• [INSTRUCTION]: Identify every line in the records below that contains the word "solide", and reproduce each one.
========================================================================
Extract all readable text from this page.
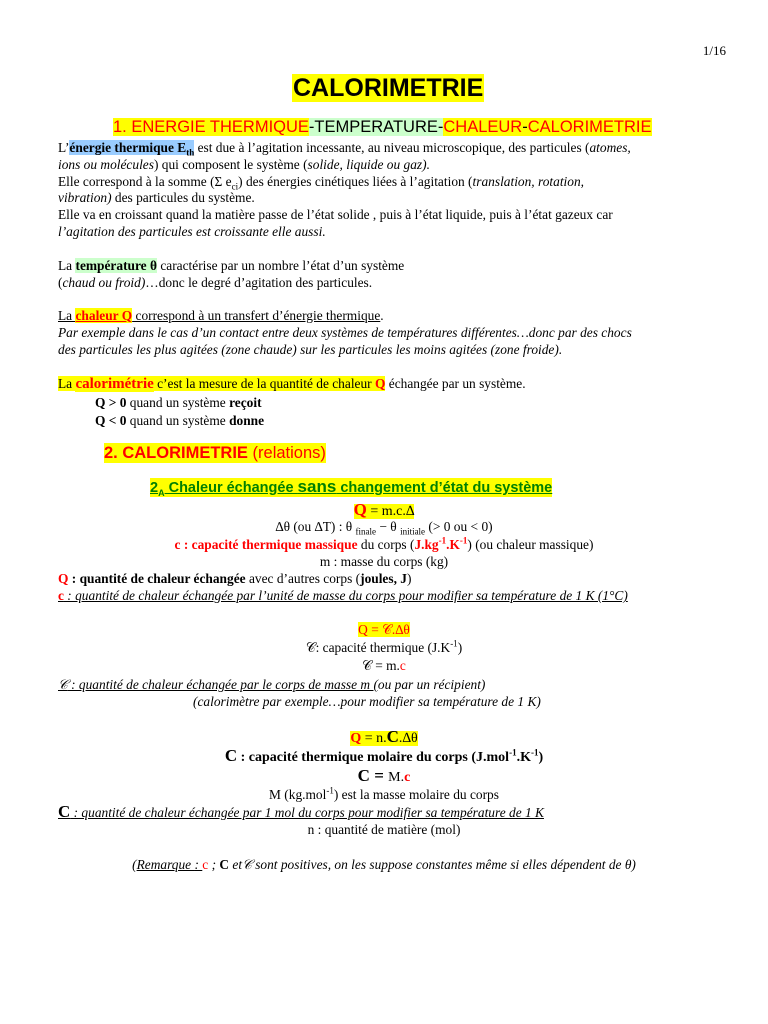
1/16
CALORIMETRIE
1. ENERGIE THERMIQUE-TEMPERATURE-CHALEUR-CALORIMETRIE
L’énergie thermique $E_{th}$ est due à l’agitation incessante, au niveau microscopique, des particules (atomes,
ions ou molécules) qui composent le système (solide, liquide ou gaz).
Elle correspond à la somme (Σ $e_{ci}$) des énergies cinétiques liées à l’agitation (translation, rotation,
vibration) des particules du système.
Elle va en croissant quand la matière passe de l’état solide , puis à l’état liquide, puis à l’état gazeux car
l’agitation des particules est croissante elle aussi.
La température θ caractérise par un nombre l’état d’un système
(chaud ou froid)…donc le degré d’agitation des particules.
La chaleur Q correspond à un transfert d’énergie thermique.
Par exemple dans le cas d’un contact entre deux systèmes de températures différentes…donc par des chocs
des particules les plus agitées (zone chaude) sur les particules les moins agitées (zone froide).
La calorimétrie c’est la mesure de la quantité de chaleur Q échangée par un système.
Q > 0 quand un système reçoit
Q < 0 quand un système donne
2. CALORIMETRIE (relations)
$2_A$ Chaleur échangée sans changement d’état du système
Q = m.c.∆
∆θ (ou ∆T) : θ $_{finale}$ − θ $_{initiale}$ (> 0 ou < 0)
c : capacité thermique massique du corps $(J.kg^{-1}.K^{-1})$ (ou chaleur massique)
m : masse du corps (kg)
Q : quantité de chaleur échangée avec d’autres corps (joules, J)
c : quantité de chaleur échangée par l’unité de masse du corps pour modifier sa température de 1 K (1°C)
Q = 𝒞.∆θ
𝒞: capacité thermique $(J.K^{-1})$
𝒞 = m.c
𝒞 : quantité de chaleur échangée par le corps de masse m (ou par un récipient)
(calorimètre par exemple…pour modifier sa température de 1 K)
Q = n.C.∆θ
C : capacité thermique molaire du corps $(J.mol^{-1}.K^{-1})$
C = M.c
M (kg.mol$^{-1}$) est la masse molaire du corps
C : quantité de chaleur échangée par 1 mol du corps pour modifier sa température de 1 K
n : quantité de matière (mol)
(Remarque : c ; C et𝒞 sont positives, on les suppose constantes même si elles dépendent de θ)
========================================================================
• [EXERCISE SOLUTION]:
ions ou molécules) qui composent le système (solide, liquide ou gaz).
Elle va en croissant quand la matière passe de l’état solide , puis à l’état liquide, puis à l’état gazeux car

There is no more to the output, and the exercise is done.